## OBJECTIVE
Find every line in the records below that holds the word "this", and copy it out.

## ENTRIES
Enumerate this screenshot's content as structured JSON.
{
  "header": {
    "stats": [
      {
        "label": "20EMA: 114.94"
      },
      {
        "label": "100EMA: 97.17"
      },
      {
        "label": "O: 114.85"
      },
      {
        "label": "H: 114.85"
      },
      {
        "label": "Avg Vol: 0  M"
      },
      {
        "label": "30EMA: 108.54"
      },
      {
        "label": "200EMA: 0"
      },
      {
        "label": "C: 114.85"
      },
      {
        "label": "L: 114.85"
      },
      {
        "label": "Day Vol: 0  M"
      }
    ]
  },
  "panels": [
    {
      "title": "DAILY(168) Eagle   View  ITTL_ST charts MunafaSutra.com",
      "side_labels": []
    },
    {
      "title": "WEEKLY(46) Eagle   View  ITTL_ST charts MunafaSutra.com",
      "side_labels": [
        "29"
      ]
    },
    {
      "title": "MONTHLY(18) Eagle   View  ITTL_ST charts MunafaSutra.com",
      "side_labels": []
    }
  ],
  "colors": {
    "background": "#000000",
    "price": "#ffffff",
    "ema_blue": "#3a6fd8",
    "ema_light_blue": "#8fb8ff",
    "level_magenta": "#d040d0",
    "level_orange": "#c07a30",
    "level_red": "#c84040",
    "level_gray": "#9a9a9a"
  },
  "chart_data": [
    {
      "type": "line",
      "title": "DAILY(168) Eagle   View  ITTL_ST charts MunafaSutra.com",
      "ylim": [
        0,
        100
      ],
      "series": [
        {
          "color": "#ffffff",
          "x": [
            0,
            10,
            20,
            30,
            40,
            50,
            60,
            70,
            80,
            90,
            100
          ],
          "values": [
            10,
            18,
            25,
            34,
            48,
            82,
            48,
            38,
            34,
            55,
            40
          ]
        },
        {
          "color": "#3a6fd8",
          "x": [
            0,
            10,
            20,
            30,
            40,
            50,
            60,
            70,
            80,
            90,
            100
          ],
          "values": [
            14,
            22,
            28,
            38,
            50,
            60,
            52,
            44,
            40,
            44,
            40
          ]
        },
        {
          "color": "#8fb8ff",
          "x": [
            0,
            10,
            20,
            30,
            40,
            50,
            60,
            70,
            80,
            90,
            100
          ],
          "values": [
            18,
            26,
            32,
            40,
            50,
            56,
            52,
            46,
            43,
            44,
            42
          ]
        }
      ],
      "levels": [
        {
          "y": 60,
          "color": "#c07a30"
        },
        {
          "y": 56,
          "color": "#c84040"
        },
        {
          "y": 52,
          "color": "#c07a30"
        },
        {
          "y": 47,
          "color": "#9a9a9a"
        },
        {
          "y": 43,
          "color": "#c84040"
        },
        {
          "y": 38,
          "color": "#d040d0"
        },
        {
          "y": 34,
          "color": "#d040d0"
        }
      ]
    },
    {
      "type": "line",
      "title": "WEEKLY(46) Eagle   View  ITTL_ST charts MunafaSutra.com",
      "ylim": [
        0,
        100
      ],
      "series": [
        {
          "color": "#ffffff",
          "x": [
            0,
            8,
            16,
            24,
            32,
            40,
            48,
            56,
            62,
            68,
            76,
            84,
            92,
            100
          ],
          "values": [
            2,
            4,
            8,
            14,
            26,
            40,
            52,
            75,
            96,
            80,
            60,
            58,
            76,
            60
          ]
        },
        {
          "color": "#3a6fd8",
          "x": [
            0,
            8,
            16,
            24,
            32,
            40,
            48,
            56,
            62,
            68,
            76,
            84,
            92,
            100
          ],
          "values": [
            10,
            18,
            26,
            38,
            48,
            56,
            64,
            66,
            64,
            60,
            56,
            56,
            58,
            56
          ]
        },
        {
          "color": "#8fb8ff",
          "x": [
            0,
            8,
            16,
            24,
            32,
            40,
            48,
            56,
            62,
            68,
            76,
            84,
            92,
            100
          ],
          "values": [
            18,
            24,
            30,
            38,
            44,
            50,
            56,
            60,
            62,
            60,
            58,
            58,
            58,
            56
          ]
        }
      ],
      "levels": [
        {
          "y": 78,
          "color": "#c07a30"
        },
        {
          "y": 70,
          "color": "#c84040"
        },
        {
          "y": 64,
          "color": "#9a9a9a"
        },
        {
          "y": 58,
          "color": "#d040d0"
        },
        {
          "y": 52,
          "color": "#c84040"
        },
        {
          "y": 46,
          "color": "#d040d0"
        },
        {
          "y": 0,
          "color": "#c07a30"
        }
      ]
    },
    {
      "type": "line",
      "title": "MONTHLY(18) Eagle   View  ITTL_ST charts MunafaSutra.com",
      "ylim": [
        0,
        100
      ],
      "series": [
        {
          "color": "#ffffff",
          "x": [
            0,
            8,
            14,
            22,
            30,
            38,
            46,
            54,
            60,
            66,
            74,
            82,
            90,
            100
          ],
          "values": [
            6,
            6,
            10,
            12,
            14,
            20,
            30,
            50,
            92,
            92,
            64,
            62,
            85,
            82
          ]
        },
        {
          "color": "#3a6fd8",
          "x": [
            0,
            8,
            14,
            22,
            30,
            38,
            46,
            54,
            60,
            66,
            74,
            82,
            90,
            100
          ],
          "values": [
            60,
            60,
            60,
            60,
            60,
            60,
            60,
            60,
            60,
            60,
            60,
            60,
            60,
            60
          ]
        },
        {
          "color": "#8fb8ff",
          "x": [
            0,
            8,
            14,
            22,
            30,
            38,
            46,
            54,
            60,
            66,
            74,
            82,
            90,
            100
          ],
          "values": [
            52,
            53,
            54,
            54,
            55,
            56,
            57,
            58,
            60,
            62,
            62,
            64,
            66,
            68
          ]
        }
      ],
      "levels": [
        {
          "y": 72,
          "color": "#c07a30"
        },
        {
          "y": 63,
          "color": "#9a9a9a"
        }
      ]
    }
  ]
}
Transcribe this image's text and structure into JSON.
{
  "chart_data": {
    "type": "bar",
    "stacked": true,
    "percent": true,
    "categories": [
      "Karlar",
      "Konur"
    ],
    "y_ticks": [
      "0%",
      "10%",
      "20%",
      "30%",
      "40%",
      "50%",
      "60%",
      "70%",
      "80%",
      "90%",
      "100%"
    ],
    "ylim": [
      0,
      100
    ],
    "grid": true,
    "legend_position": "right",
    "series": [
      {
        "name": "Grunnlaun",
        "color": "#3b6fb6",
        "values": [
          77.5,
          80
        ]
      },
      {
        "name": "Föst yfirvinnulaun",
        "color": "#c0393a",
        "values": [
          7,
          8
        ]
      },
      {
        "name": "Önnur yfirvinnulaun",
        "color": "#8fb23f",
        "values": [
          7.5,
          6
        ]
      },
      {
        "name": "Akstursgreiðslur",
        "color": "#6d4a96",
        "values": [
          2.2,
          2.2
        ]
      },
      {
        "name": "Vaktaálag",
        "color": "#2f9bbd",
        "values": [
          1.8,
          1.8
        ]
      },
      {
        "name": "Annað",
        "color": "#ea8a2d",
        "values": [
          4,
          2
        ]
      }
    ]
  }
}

## EXERCISE RESPONSE
Enumerate this screenshot's content as structured JSON.
Transcribe this image's text and structure into JSON.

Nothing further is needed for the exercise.